> _What is asked_:
Skip the pictures. Transcribe the rest of the data below without changing a word.
↓↓↓
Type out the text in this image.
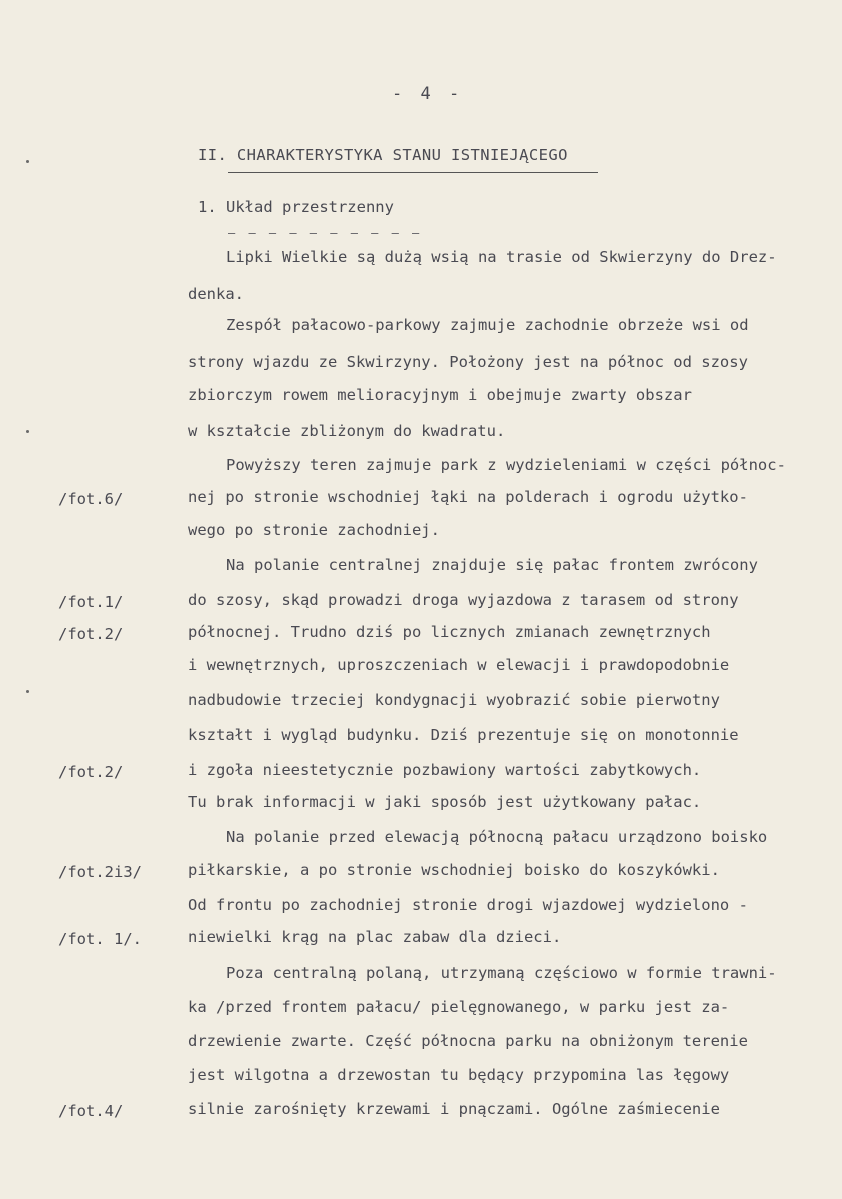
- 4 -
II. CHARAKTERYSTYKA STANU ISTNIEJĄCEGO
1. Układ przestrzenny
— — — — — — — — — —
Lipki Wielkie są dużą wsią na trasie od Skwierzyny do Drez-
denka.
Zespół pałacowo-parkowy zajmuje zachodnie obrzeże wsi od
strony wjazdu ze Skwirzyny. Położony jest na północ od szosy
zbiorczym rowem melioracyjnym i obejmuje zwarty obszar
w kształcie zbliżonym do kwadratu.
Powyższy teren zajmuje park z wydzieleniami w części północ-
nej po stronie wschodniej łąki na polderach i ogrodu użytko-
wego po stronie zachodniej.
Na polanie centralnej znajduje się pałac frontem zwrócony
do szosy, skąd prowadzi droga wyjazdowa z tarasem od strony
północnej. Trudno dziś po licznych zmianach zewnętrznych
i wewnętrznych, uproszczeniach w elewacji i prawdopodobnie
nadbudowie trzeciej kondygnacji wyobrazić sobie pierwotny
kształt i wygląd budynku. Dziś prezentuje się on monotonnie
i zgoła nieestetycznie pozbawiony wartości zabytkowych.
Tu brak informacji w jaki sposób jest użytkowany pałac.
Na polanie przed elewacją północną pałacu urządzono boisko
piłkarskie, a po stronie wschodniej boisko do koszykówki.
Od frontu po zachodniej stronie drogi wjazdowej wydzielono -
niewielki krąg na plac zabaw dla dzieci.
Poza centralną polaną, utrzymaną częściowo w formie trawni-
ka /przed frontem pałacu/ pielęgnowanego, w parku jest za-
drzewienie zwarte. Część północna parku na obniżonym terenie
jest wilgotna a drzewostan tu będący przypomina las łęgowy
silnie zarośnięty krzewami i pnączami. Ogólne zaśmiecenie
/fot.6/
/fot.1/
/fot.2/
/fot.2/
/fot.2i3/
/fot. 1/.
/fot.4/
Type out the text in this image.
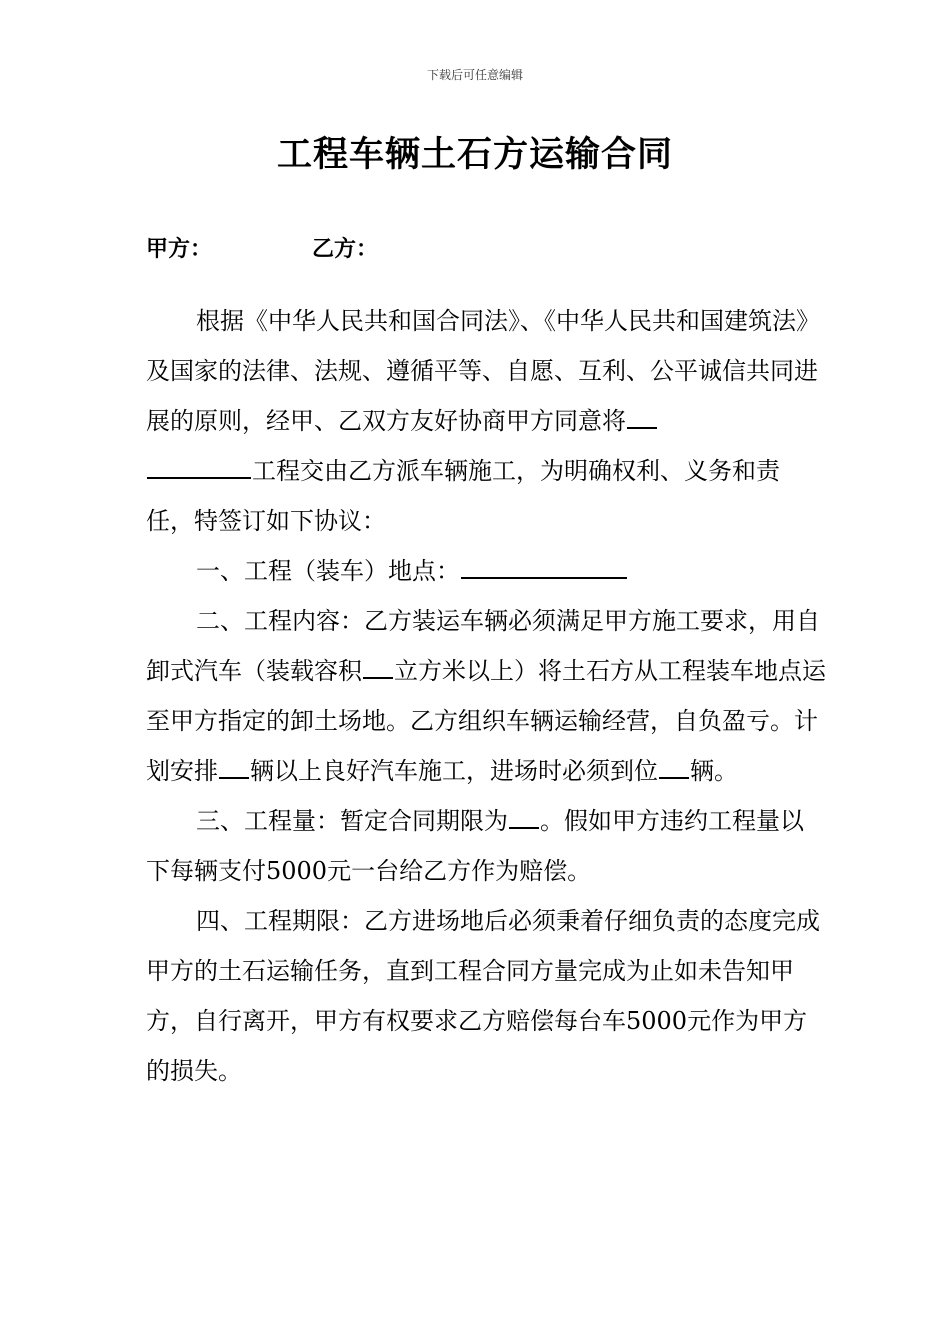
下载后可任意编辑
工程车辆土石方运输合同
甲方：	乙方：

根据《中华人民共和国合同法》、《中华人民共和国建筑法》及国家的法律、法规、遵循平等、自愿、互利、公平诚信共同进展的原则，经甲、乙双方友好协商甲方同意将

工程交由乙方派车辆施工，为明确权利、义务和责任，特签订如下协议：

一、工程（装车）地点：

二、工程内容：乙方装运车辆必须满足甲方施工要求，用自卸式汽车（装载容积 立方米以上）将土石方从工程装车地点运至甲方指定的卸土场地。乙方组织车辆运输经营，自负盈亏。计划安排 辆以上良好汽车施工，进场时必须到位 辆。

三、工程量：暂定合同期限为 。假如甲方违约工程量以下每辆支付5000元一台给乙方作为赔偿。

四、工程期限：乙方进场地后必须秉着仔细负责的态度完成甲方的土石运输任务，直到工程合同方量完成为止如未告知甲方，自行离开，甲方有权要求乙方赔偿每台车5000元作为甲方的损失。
↑↑↑
> _Output for this exercise_:
Type out the text in this image.
- 4 -
II. CHARAKTERYSTYKA STANU ISTNIEJĄCEGO
1. Układ przestrzenny
— — — — — — — — — —
Lipki Wielkie są dużą wsią na trasie od Skwierzyny do Drez-
denka.
Zespół pałacowo-parkowy zajmuje zachodnie obrzeże wsi od
strony wjazdu ze Skwirzyny. Położony jest na północ od szosy
zbiorczym rowem melioracyjnym i obejmuje zwarty obszar
w kształcie zbliżonym do kwadratu.
Powyższy teren zajmuje park z wydzieleniami w części północ-
nej po stronie wschodniej łąki na polderach i ogrodu użytko-
wego po stronie zachodniej.
Na polanie centralnej znajduje się pałac frontem zwrócony
do szosy, skąd prowadzi droga wyjazdowa z tarasem od strony
północnej. Trudno dziś po licznych zmianach zewnętrznych
i wewnętrznych, uproszczeniach w elewacji i prawdopodobnie
nadbudowie trzeciej kondygnacji wyobrazić sobie pierwotny
kształt i wygląd budynku. Dziś prezentuje się on monotonnie
i zgoła nieestetycznie pozbawiony wartości zabytkowych.
Tu brak informacji w jaki sposób jest użytkowany pałac.
Na polanie przed elewacją północną pałacu urządzono boisko
piłkarskie, a po stronie wschodniej boisko do koszykówki.
Od frontu po zachodniej stronie drogi wjazdowej wydzielono -
niewielki krąg na plac zabaw dla dzieci.
Poza centralną polaną, utrzymaną częściowo w formie trawni-
ka /przed frontem pałacu/ pielęgnowanego, w parku jest za-
drzewienie zwarte. Część północna parku na obniżonym terenie
jest wilgotna a drzewostan tu będący przypomina las łęgowy
silnie zarośnięty krzewami i pnączami. Ogólne zaśmiecenie
/fot.6/
/fot.1/
/fot.2/
/fot.2/
/fot.2i3/
/fot. 1/.
/fot.4/
Type out the text in this image.
下载后可任意编辑
工程车辆土石方运输合同
甲方：	乙方：

根据《中华人民共和国合同法》、《中华人民共和国建筑法》及国家的法律、法规、遵循平等、自愿、互利、公平诚信共同进展的原则，经甲、乙双方友好协商甲方同意将

工程交由乙方派车辆施工，为明确权利、义务和责任，特签订如下协议：

一、工程（装车）地点：

二、工程内容：乙方装运车辆必须满足甲方施工要求，用自卸式汽车（装载容积 立方米以上）将土石方从工程装车地点运至甲方指定的卸土场地。乙方组织车辆运输经营，自负盈亏。计划安排 辆以上良好汽车施工，进场时必须到位 辆。

三、工程量：暂定合同期限为 。假如甲方违约工程量以下每辆支付5000元一台给乙方作为赔偿。

四、工程期限：乙方进场地后必须秉着仔细负责的态度完成甲方的土石运输任务，直到工程合同方量完成为止如未告知甲方，自行离开，甲方有权要求乙方赔偿每台车5000元作为甲方的损失。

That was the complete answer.